• [What is required]: Restate every line of the material, word for word.

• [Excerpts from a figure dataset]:
+===+
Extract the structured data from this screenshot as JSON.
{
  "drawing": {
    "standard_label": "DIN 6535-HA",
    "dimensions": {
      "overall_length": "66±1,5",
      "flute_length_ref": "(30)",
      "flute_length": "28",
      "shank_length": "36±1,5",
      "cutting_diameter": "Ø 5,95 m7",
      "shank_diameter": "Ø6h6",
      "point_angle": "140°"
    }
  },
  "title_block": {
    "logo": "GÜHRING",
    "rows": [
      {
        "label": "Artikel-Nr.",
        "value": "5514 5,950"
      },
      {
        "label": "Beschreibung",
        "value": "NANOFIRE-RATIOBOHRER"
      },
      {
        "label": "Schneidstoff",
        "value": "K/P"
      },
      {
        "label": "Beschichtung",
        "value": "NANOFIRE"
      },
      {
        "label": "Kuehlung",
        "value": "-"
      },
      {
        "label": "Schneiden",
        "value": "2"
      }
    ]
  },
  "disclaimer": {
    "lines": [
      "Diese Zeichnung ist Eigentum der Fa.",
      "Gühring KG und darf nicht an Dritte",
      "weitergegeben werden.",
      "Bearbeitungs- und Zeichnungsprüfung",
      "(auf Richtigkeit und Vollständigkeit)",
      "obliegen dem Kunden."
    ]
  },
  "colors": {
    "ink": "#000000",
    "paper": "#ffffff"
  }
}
+===+
• [Result of this task]:
Extract the structured data from this screenshot as JSON.
{
  "drawing": {
    "standard_label": "DIN 6535-HA",
    "dimensions": {
      "overall_length": "66±1,5",
      "flute_length_ref": "(30)",
      "flute_length": "28",
      "shank_length": "36±1,5",
      "cutting_diameter": "Ø 5,95 m7",
      "shank_diameter": "Ø6h6",
      "point_angle": "140°"
    }
  },
  "title_block": {
    "logo": "GÜHRING",
    "rows": [
      {
        "label": "Artikel-Nr.",
        "value": "5514 5,950"
      },
      {
        "label": "Beschreibung",
        "value": "NANOFIRE-RATIOBOHRER"
      },
      {
        "label": "Schneidstoff",
        "value": "K/P"
      },
      {
        "label": "Beschichtung",
        "value": "NANOFIRE"
      },
      {
        "label": "Kuehlung",
        "value": "-"
      },
      {
        "label": "Schneiden",
        "value": "2"
      }
    ]
  },
  "disclaimer": {
    "lines": [
      "Diese Zeichnung ist Eigentum der Fa.",
      "Gühring KG und darf nicht an Dritte",
      "weitergegeben werden.",
      "Bearbeitungs- und Zeichnungsprüfung",
      "(auf Richtigkeit und Vollständigkeit)",
      "obliegen dem Kunden."
    ]
  },
  "colors": {
    "ink": "#000000",
    "paper": "#ffffff"
  }
}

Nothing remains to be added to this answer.